• Exercise instructions: Extract each line of the material that follows exactly and omit its pictures.

------------------------------------------------------------

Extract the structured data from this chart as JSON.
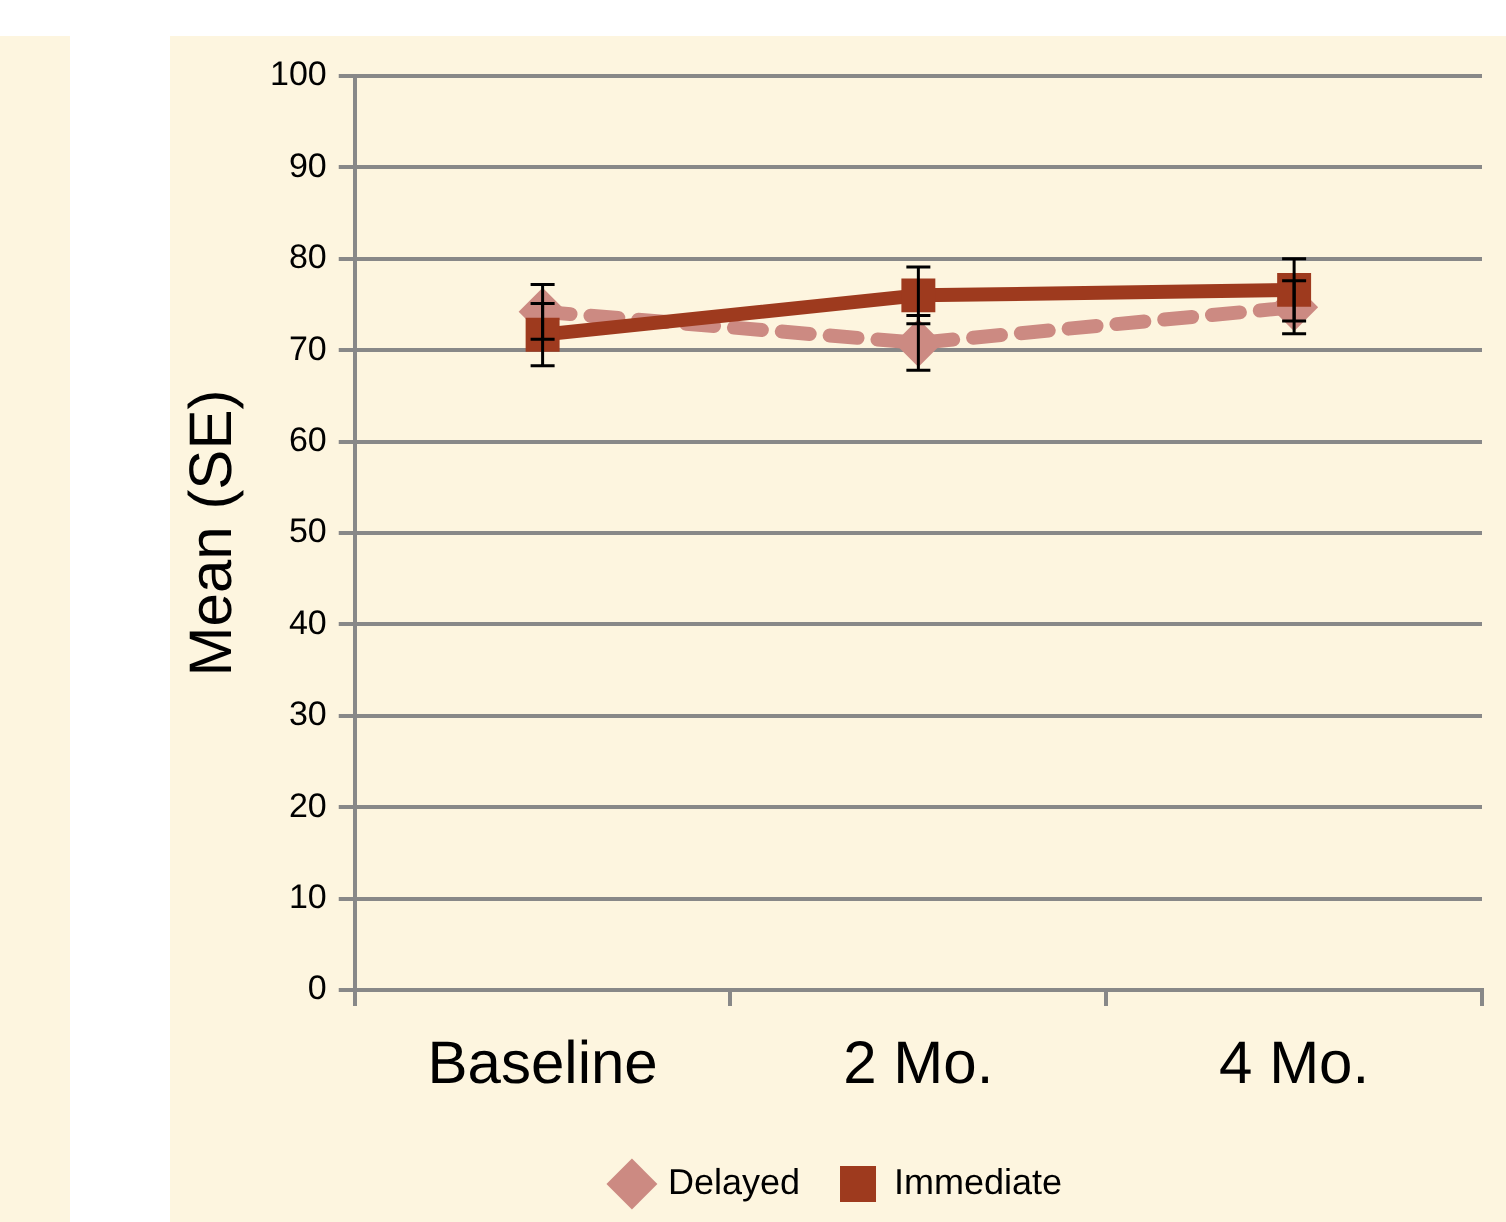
{
  "chart_data": {
    "type": "line",
    "ylabel": "Mean (SE)",
    "categories": [
      "Baseline",
      "2 Mo.",
      "4 Mo."
    ],
    "series": [
      {
        "name": "Delayed",
        "color": "#cc8a82",
        "values": [
          74.2,
          70.8,
          74.7
        ],
        "errors": [
          3,
          3,
          2.9
        ],
        "marker": "diamond",
        "line_style": "dashed"
      },
      {
        "name": "Immediate",
        "color": "#9e3a1e",
        "values": [
          71.7,
          76,
          76.6
        ],
        "errors": [
          3.4,
          3.1,
          3.4
        ],
        "marker": "square",
        "line_style": "solid"
      }
    ],
    "ylim": [
      0,
      100
    ],
    "yticks": [
      0,
      10,
      20,
      30,
      40,
      50,
      60,
      70,
      80,
      90,
      100
    ],
    "grid": "y",
    "legend": "bottom"
  }
}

------------------------------------------------------------

• Task response:
Extract the structured data from this chart as JSON.
{
  "chart_data": {
    "type": "line",
    "ylabel": "Mean (SE)",
    "categories": [
      "Baseline",
      "2 Mo.",
      "4 Mo."
    ],
    "series": [
      {
        "name": "Delayed",
        "color": "#cc8a82",
        "values": [
          74.2,
          70.8,
          74.7
        ],
        "errors": [
          3,
          3,
          2.9
        ],
        "marker": "diamond",
        "line_style": "dashed"
      },
      {
        "name": "Immediate",
        "color": "#9e3a1e",
        "values": [
          71.7,
          76,
          76.6
        ],
        "errors": [
          3.4,
          3.1,
          3.4
        ],
        "marker": "square",
        "line_style": "solid"
      }
    ],
    "ylim": [
      0,
      100
    ],
    "yticks": [
      0,
      10,
      20,
      30,
      40,
      50,
      60,
      70,
      80,
      90,
      100
    ],
    "grid": "y",
    "legend": "bottom"
  }
}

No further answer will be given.